## Required work
In the records that follow, show each line where the word "A₁B₁C" is present.

## Dataset
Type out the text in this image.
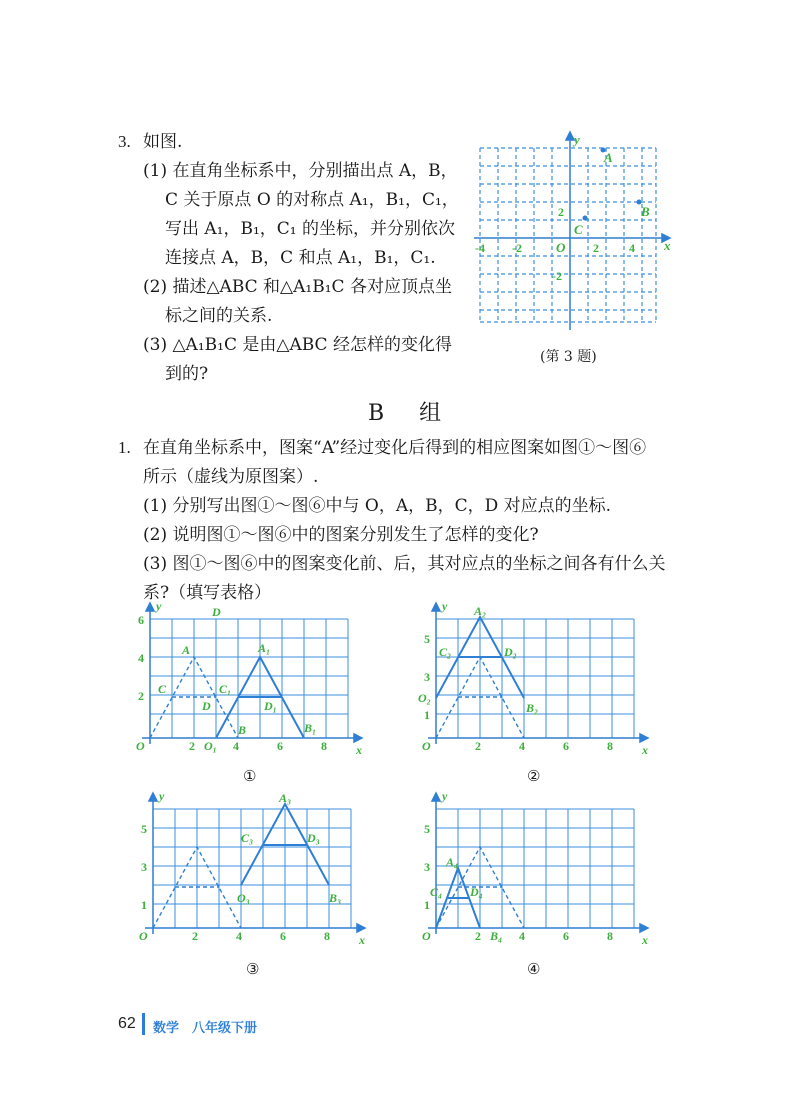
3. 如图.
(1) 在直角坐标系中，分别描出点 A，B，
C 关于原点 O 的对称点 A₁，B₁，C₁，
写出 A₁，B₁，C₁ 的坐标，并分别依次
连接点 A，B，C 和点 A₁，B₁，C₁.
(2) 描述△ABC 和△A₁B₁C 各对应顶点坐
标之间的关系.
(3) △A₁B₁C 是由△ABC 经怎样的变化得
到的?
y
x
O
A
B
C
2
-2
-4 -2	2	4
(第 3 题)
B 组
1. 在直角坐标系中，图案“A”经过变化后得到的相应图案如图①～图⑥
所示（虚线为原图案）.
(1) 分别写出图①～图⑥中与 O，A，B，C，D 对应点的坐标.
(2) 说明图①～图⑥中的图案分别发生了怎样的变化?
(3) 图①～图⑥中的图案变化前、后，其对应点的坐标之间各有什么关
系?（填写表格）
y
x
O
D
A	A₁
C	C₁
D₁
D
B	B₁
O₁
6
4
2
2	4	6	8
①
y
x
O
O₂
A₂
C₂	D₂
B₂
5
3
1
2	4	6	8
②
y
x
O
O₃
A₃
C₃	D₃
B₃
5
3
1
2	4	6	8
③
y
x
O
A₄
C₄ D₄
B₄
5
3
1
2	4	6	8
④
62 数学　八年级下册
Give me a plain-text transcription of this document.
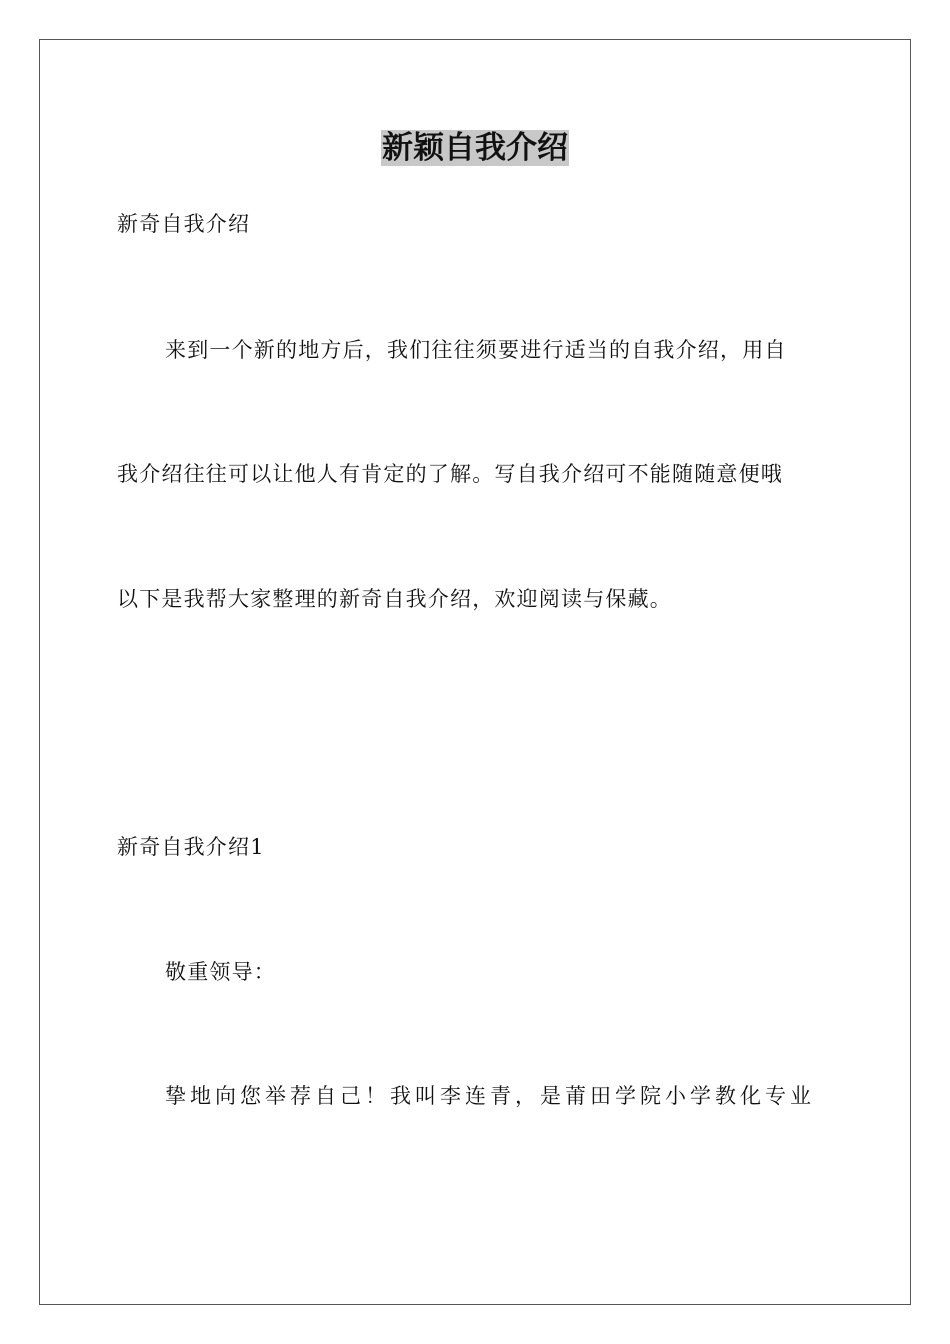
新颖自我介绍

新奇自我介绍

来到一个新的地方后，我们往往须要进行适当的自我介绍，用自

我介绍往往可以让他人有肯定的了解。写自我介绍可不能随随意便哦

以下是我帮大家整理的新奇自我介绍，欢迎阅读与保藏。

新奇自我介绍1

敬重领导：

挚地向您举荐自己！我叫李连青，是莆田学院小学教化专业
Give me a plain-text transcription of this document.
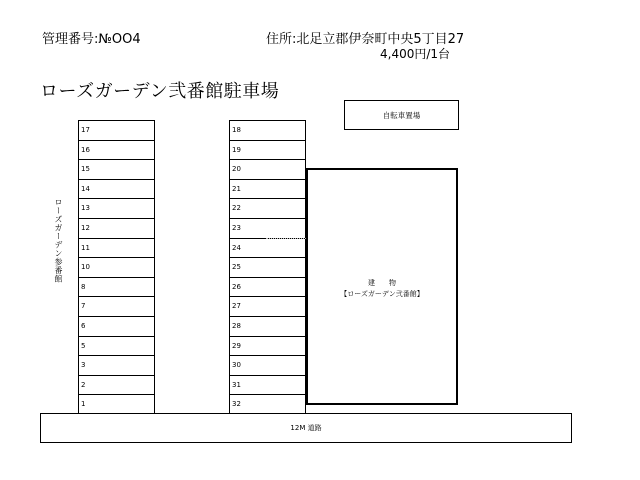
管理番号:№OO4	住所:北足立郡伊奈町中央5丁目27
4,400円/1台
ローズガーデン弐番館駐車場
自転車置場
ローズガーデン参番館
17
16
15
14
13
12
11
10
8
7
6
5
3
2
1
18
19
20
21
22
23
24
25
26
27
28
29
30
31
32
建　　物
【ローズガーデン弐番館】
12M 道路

## Full output
(2) 描述△ABC 和△A₁B₁C 各对应顶点坐
(3) △A₁B₁C 是由△ABC 经怎样的变化得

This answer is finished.